**EXERCISE GOAL**
Set down all of the data that follows word for word, without the images.

* START GIVEN DATA *

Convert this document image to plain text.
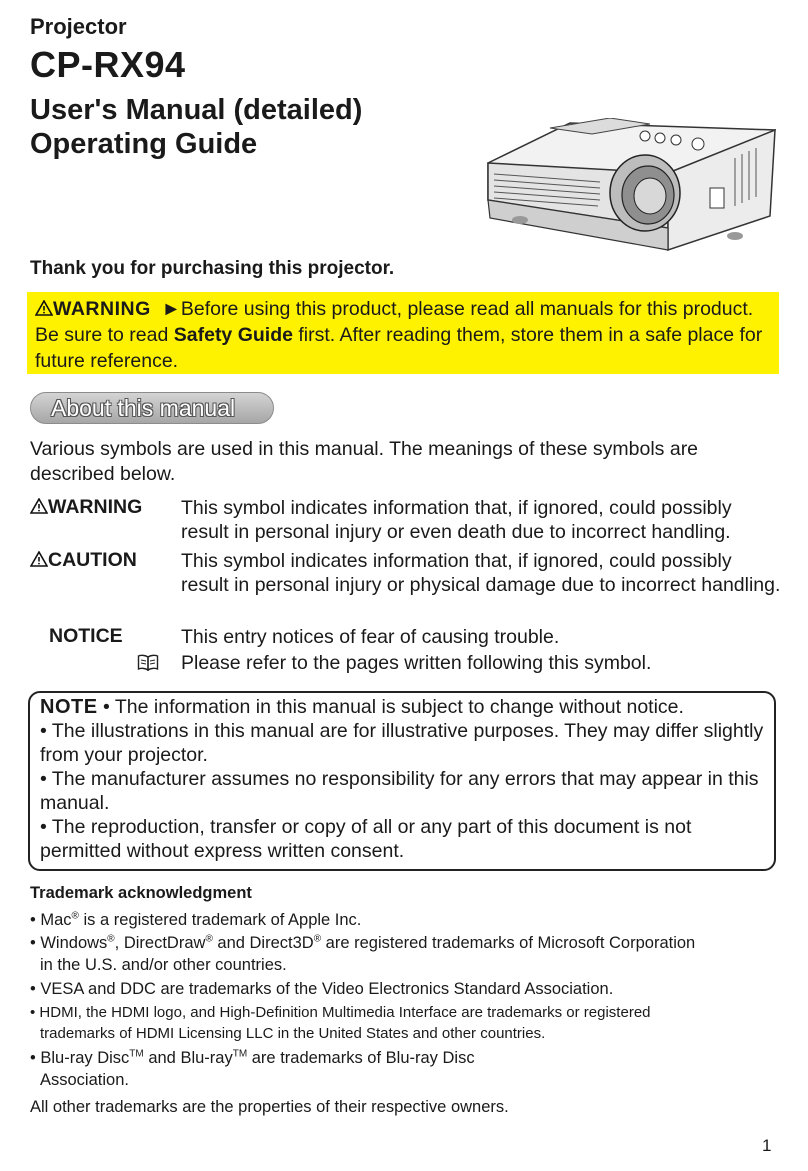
Projector
CP-RX94
User's Manual (detailed)
Operating Guide
Thank you for purchasing this projector.
WARNING ►Before using this product, please read all manuals for this product. Be sure to read Safety Guide first. After reading them, store them in a safe place for future reference.
About this manual
Various symbols are used in this manual. The meanings of these symbols are described below.
WARNING This symbol indicates information that, if ignored, could possibly result in personal injury or even death due to incorrect handling.
CAUTION This symbol indicates information that, if ignored, could possibly result in personal injury or physical damage due to incorrect handling.
NOTICE	This entry notices of fear of causing trouble.
Please refer to the pages written following this symbol.
NOTE • The information in this manual is subject to change without notice.
• The illustrations in this manual are for illustrative purposes. They may differ slightly from your projector.
• The manufacturer assumes no responsibility for any errors that may appear in this manual.
• The reproduction, transfer or copy of all or any part of this document is not permitted without express written consent.
Trademark acknowledgment
• Mac® is a registered trademark of Apple Inc.
• Windows®, DirectDraw® and Direct3D® are registered trademarks of Microsoft Corporation
in the U.S. and/or other countries.
• VESA and DDC are trademarks of the Video Electronics Standard Association.
• HDMI, the HDMI logo, and High-Definition Multimedia Interface are trademarks or registered
trademarks of HDMI Licensing LLC in the United States and other countries.
• Blu-ray Disc™ and Blu-ray™ are trademarks of Blu-ray Disc
Association.
All other trademarks are the properties of their respective owners.
1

* END GIVEN DATA *

**FULL ANSWER**
Convert this document image to plain text.
Projector
CP-RX94
User's Manual (detailed)
Operating Guide
Thank you for purchasing this projector.
WARNING ►Before using this product, please read all manuals for this product. Be sure to read Safety Guide first. After reading them, store them in a safe place for future reference.
About this manual
Various symbols are used in this manual. The meanings of these symbols are described below.
WARNING This symbol indicates information that, if ignored, could possibly result in personal injury or even death due to incorrect handling.
CAUTION This symbol indicates information that, if ignored, could possibly result in personal injury or physical damage due to incorrect handling.
NOTICE	This entry notices of fear of causing trouble.
Please refer to the pages written following this symbol.
NOTE • The information in this manual is subject to change without notice.
• The illustrations in this manual are for illustrative purposes. They may differ slightly from your projector.
• The manufacturer assumes no responsibility for any errors that may appear in this manual.
• The reproduction, transfer or copy of all or any part of this document is not permitted without express written consent.
Trademark acknowledgment
• Mac® is a registered trademark of Apple Inc.
• Windows®, DirectDraw® and Direct3D® are registered trademarks of Microsoft Corporation
in the U.S. and/or other countries.
• VESA and DDC are trademarks of the Video Electronics Standard Association.
• HDMI, the HDMI logo, and High-Definition Multimedia Interface are trademarks or registered
trademarks of HDMI Licensing LLC in the United States and other countries.
• Blu-ray Disc™ and Blu-ray™ are trademarks of Blu-ray Disc
Association.
All other trademarks are the properties of their respective owners.
1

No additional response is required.